## EXERCISE DIRECTIONS
Could you repeat the records below exactly, leaving out any pictures?

## RECORDS PROVIDED

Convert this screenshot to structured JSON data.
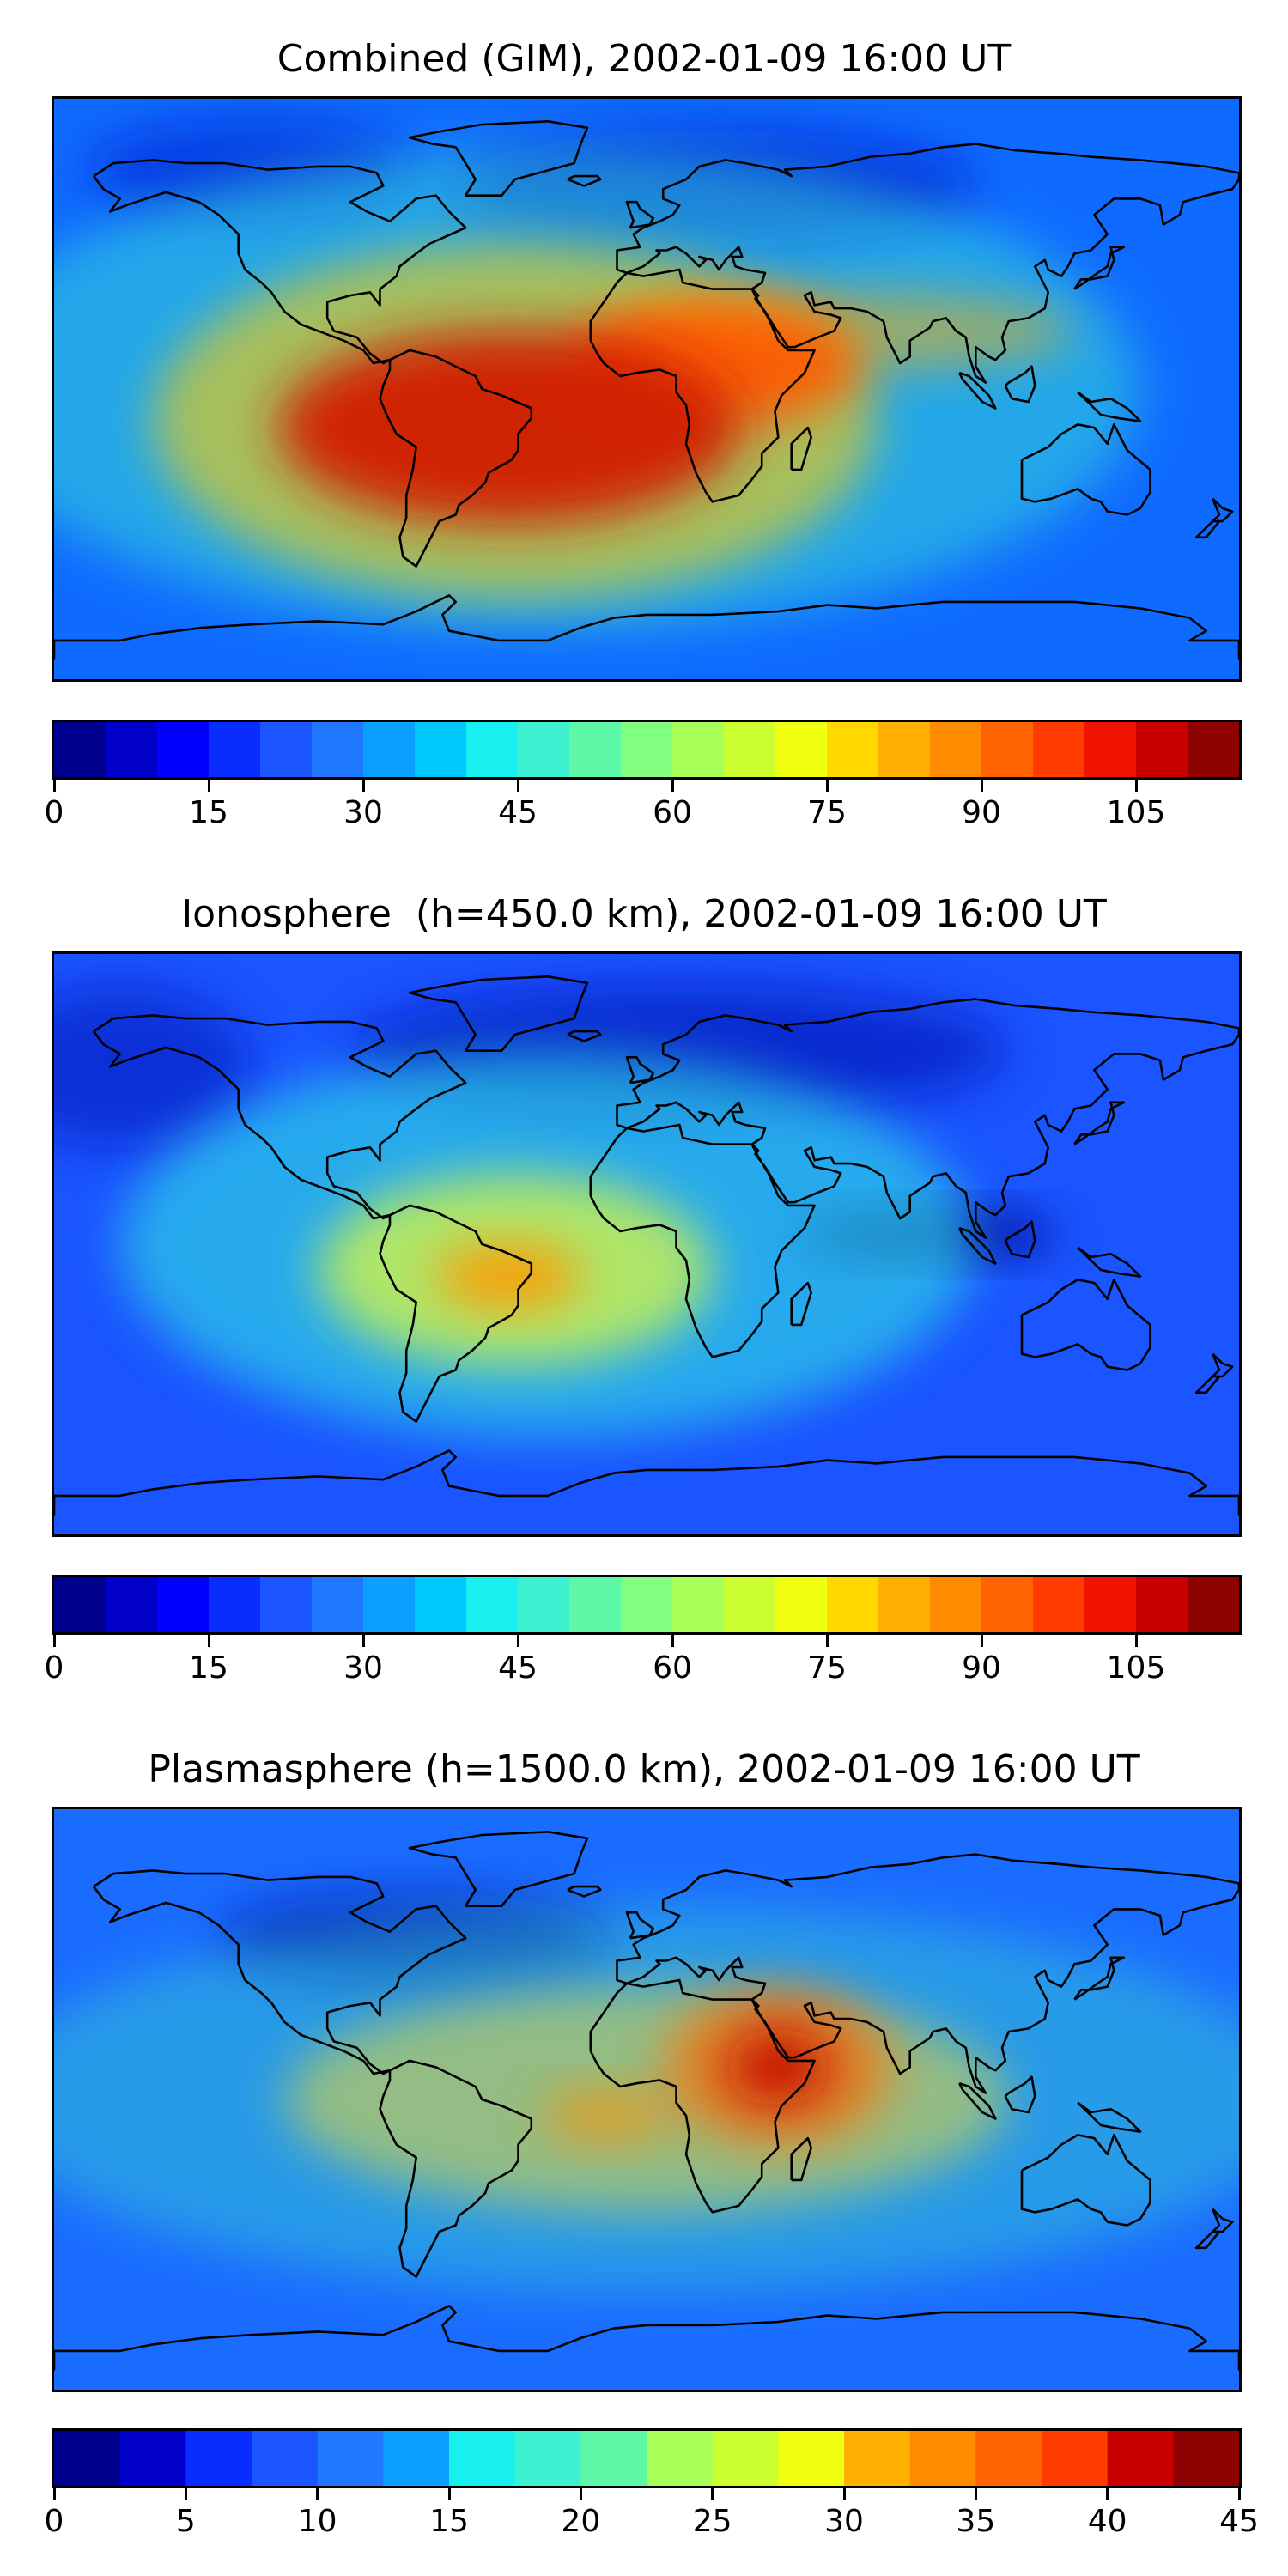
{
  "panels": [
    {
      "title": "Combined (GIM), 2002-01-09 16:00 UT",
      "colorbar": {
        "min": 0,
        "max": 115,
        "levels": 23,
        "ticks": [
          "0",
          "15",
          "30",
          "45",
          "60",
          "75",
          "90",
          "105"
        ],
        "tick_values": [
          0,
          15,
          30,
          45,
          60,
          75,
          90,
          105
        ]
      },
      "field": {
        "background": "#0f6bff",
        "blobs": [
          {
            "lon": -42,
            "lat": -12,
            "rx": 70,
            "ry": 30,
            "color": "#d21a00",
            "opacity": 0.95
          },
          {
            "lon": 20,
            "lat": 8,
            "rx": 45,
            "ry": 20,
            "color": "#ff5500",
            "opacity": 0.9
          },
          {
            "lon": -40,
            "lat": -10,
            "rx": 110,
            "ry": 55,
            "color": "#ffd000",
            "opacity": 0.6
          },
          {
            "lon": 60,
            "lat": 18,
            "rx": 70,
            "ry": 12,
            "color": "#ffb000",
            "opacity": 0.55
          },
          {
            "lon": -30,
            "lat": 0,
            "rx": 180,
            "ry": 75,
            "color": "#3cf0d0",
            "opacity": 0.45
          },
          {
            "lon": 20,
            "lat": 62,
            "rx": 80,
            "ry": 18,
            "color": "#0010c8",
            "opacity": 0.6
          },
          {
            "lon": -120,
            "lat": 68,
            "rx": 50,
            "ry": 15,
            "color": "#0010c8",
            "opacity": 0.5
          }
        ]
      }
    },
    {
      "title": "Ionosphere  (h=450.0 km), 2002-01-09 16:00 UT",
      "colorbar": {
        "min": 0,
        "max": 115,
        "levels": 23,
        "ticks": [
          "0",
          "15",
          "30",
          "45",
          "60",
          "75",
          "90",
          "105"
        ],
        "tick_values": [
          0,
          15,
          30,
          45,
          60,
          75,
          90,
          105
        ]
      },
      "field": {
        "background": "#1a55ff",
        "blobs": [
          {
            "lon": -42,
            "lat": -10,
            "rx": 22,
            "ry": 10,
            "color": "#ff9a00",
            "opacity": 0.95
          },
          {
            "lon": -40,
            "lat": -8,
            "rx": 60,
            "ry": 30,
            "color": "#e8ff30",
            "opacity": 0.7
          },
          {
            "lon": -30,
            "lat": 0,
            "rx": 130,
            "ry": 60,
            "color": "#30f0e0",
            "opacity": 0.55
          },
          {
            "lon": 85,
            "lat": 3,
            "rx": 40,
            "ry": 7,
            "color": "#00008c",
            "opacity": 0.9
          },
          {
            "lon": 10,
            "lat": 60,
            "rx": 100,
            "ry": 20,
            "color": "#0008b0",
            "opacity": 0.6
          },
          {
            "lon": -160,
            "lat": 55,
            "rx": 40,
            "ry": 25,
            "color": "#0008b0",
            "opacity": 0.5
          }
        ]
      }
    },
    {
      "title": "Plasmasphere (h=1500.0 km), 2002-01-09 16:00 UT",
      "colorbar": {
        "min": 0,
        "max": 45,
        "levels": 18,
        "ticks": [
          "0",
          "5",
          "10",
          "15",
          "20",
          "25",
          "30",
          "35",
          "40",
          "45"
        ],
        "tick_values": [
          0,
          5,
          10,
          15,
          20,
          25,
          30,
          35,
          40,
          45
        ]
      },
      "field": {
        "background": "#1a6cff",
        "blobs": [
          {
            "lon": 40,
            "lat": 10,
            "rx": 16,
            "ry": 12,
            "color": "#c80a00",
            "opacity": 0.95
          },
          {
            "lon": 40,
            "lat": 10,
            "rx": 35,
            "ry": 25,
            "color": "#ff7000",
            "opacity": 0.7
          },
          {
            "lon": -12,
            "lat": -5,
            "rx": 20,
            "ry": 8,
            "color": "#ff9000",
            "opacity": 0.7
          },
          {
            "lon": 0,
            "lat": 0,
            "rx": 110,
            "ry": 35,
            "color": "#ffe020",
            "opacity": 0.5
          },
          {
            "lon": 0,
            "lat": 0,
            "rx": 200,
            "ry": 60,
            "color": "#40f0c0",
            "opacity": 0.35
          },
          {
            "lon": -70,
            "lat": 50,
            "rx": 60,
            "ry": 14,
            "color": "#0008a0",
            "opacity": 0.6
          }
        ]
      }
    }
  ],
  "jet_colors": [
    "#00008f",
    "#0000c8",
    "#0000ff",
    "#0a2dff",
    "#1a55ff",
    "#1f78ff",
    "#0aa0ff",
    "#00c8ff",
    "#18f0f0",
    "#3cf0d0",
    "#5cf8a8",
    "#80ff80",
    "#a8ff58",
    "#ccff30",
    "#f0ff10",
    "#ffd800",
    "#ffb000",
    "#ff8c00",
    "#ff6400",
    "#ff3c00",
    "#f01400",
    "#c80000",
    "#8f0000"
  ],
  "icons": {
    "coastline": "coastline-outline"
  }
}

## EXERCISE SOLUTION
Convert this screenshot to structured JSON data.
{
  "panels": [
    {
      "title": "Combined (GIM), 2002-01-09 16:00 UT",
      "colorbar": {
        "min": 0,
        "max": 115,
        "levels": 23,
        "ticks": [
          "0",
          "15",
          "30",
          "45",
          "60",
          "75",
          "90",
          "105"
        ],
        "tick_values": [
          0,
          15,
          30,
          45,
          60,
          75,
          90,
          105
        ]
      },
      "field": {
        "background": "#0f6bff",
        "blobs": [
          {
            "lon": -42,
            "lat": -12,
            "rx": 70,
            "ry": 30,
            "color": "#d21a00",
            "opacity": 0.95
          },
          {
            "lon": 20,
            "lat": 8,
            "rx": 45,
            "ry": 20,
            "color": "#ff5500",
            "opacity": 0.9
          },
          {
            "lon": -40,
            "lat": -10,
            "rx": 110,
            "ry": 55,
            "color": "#ffd000",
            "opacity": 0.6
          },
          {
            "lon": 60,
            "lat": 18,
            "rx": 70,
            "ry": 12,
            "color": "#ffb000",
            "opacity": 0.55
          },
          {
            "lon": -30,
            "lat": 0,
            "rx": 180,
            "ry": 75,
            "color": "#3cf0d0",
            "opacity": 0.45
          },
          {
            "lon": 20,
            "lat": 62,
            "rx": 80,
            "ry": 18,
            "color": "#0010c8",
            "opacity": 0.6
          },
          {
            "lon": -120,
            "lat": 68,
            "rx": 50,
            "ry": 15,
            "color": "#0010c8",
            "opacity": 0.5
          }
        ]
      }
    },
    {
      "title": "Ionosphere  (h=450.0 km), 2002-01-09 16:00 UT",
      "colorbar": {
        "min": 0,
        "max": 115,
        "levels": 23,
        "ticks": [
          "0",
          "15",
          "30",
          "45",
          "60",
          "75",
          "90",
          "105"
        ],
        "tick_values": [
          0,
          15,
          30,
          45,
          60,
          75,
          90,
          105
        ]
      },
      "field": {
        "background": "#1a55ff",
        "blobs": [
          {
            "lon": -42,
            "lat": -10,
            "rx": 22,
            "ry": 10,
            "color": "#ff9a00",
            "opacity": 0.95
          },
          {
            "lon": -40,
            "lat": -8,
            "rx": 60,
            "ry": 30,
            "color": "#e8ff30",
            "opacity": 0.7
          },
          {
            "lon": -30,
            "lat": 0,
            "rx": 130,
            "ry": 60,
            "color": "#30f0e0",
            "opacity": 0.55
          },
          {
            "lon": 85,
            "lat": 3,
            "rx": 40,
            "ry": 7,
            "color": "#00008c",
            "opacity": 0.9
          },
          {
            "lon": 10,
            "lat": 60,
            "rx": 100,
            "ry": 20,
            "color": "#0008b0",
            "opacity": 0.6
          },
          {
            "lon": -160,
            "lat": 55,
            "rx": 40,
            "ry": 25,
            "color": "#0008b0",
            "opacity": 0.5
          }
        ]
      }
    },
    {
      "title": "Plasmasphere (h=1500.0 km), 2002-01-09 16:00 UT",
      "colorbar": {
        "min": 0,
        "max": 45,
        "levels": 18,
        "ticks": [
          "0",
          "5",
          "10",
          "15",
          "20",
          "25",
          "30",
          "35",
          "40",
          "45"
        ],
        "tick_values": [
          0,
          5,
          10,
          15,
          20,
          25,
          30,
          35,
          40,
          45
        ]
      },
      "field": {
        "background": "#1a6cff",
        "blobs": [
          {
            "lon": 40,
            "lat": 10,
            "rx": 16,
            "ry": 12,
            "color": "#c80a00",
            "opacity": 0.95
          },
          {
            "lon": 40,
            "lat": 10,
            "rx": 35,
            "ry": 25,
            "color": "#ff7000",
            "opacity": 0.7
          },
          {
            "lon": -12,
            "lat": -5,
            "rx": 20,
            "ry": 8,
            "color": "#ff9000",
            "opacity": 0.7
          },
          {
            "lon": 0,
            "lat": 0,
            "rx": 110,
            "ry": 35,
            "color": "#ffe020",
            "opacity": 0.5
          },
          {
            "lon": 0,
            "lat": 0,
            "rx": 200,
            "ry": 60,
            "color": "#40f0c0",
            "opacity": 0.35
          },
          {
            "lon": -70,
            "lat": 50,
            "rx": 60,
            "ry": 14,
            "color": "#0008a0",
            "opacity": 0.6
          }
        ]
      }
    }
  ],
  "jet_colors": [
    "#00008f",
    "#0000c8",
    "#0000ff",
    "#0a2dff",
    "#1a55ff",
    "#1f78ff",
    "#0aa0ff",
    "#00c8ff",
    "#18f0f0",
    "#3cf0d0",
    "#5cf8a8",
    "#80ff80",
    "#a8ff58",
    "#ccff30",
    "#f0ff10",
    "#ffd800",
    "#ffb000",
    "#ff8c00",
    "#ff6400",
    "#ff3c00",
    "#f01400",
    "#c80000",
    "#8f0000"
  ],
  "icons": {
    "coastline": "coastline-outline"
  }
}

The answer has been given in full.